** begin Dataset records **
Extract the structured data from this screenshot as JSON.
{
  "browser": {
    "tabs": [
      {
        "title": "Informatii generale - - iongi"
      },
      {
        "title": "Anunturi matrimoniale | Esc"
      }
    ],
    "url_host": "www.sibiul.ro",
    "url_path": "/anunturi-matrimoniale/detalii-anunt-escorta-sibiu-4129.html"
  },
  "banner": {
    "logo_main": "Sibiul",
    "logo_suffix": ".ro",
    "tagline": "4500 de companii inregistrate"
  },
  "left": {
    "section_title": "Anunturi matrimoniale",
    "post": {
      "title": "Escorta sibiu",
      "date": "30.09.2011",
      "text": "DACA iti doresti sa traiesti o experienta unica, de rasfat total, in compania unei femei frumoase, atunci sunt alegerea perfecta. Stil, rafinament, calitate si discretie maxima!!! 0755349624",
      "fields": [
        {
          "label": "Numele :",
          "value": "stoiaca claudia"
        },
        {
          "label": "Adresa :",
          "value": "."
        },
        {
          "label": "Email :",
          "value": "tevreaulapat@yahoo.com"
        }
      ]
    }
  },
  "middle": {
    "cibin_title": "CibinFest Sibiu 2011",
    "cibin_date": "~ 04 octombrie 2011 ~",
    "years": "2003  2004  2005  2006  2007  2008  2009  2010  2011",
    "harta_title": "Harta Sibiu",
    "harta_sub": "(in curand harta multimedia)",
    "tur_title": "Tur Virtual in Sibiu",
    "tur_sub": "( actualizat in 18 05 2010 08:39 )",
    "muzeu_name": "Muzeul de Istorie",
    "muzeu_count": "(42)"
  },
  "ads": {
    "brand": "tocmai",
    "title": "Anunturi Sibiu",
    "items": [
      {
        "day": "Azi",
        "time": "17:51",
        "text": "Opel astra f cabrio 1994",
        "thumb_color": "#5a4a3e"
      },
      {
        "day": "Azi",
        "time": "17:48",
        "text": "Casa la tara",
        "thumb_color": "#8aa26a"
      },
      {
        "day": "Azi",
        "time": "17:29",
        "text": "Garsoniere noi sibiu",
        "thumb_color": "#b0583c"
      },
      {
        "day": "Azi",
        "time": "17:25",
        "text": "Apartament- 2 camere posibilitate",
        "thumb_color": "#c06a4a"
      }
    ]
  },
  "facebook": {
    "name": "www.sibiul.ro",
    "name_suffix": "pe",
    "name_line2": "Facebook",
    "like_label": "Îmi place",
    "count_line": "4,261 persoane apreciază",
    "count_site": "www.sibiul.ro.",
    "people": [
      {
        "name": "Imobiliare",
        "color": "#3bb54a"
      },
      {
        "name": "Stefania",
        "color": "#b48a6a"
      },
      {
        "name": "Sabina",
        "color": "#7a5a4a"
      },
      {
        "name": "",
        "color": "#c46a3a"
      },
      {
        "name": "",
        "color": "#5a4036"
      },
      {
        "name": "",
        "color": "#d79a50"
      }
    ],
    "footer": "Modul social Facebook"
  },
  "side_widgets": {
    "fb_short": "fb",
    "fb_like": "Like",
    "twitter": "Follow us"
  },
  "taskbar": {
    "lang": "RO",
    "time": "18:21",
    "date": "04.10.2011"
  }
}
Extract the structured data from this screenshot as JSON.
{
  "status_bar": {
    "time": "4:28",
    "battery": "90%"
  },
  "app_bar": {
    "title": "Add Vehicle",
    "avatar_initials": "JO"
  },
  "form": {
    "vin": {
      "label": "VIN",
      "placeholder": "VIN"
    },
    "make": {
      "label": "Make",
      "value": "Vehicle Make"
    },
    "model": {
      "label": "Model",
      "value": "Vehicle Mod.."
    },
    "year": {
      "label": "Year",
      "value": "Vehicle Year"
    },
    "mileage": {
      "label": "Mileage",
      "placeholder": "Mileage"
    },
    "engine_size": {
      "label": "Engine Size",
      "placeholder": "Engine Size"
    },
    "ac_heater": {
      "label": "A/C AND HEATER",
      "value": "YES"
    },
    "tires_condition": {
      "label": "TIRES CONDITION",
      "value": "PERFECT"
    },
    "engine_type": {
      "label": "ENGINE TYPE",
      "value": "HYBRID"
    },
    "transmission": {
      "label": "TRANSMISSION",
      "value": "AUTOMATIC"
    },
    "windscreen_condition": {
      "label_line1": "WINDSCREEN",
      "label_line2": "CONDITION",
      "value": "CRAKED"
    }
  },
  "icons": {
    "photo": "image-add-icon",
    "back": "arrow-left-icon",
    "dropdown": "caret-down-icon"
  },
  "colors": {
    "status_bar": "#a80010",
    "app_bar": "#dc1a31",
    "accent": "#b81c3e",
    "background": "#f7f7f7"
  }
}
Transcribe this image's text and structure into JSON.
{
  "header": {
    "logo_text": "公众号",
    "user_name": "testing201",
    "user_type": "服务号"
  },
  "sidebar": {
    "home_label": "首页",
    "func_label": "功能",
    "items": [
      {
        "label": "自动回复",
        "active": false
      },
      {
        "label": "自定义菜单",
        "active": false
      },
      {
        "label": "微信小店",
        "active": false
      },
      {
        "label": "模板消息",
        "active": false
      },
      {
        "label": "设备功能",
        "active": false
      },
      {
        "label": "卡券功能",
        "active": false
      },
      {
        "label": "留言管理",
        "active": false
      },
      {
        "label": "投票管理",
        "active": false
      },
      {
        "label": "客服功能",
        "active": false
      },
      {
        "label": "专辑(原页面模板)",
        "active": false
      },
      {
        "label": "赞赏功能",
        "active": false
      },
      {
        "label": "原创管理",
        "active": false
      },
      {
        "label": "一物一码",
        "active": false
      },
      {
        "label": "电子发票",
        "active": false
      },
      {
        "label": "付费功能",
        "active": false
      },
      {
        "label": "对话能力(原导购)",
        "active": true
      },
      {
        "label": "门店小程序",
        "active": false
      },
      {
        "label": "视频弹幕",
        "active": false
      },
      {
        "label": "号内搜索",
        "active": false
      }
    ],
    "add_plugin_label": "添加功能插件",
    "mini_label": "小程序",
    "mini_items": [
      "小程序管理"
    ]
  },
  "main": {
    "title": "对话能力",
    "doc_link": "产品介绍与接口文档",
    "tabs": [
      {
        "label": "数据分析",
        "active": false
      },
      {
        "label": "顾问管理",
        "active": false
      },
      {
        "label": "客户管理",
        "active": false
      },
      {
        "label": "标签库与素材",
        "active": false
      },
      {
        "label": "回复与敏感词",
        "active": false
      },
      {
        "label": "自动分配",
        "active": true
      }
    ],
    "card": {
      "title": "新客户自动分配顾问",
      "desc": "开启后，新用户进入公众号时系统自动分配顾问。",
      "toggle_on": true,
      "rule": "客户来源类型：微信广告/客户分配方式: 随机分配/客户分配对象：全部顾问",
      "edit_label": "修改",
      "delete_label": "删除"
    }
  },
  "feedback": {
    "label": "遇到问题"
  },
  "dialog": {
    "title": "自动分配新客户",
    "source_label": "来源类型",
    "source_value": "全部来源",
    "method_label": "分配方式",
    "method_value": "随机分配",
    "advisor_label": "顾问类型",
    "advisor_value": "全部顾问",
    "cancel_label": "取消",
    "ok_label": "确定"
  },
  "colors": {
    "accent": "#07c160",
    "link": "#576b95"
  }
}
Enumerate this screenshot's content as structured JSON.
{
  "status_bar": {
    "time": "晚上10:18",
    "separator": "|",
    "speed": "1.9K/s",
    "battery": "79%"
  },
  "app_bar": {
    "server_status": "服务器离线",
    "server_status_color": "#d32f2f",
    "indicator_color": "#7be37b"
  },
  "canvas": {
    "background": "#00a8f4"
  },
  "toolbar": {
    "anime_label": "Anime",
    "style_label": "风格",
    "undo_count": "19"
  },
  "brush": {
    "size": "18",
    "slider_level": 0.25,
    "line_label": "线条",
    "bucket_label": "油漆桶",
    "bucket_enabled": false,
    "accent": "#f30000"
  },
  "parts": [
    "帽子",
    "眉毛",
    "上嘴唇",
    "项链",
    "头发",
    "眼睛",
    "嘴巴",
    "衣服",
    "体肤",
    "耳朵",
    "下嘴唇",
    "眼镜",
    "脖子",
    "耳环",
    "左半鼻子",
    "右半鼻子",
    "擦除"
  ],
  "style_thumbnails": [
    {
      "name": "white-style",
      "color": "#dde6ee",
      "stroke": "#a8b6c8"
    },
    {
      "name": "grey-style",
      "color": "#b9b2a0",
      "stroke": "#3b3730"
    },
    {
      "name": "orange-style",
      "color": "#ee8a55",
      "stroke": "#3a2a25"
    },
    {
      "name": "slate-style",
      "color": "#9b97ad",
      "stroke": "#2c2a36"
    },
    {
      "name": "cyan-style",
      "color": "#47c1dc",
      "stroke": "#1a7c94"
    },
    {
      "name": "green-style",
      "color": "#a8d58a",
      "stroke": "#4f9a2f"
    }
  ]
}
** end Dataset records **
Show every line from the entries above in which "background" appears.

• [Solved problem]:
    "background": "#f7f7f7"
    "background": "#00a8f4"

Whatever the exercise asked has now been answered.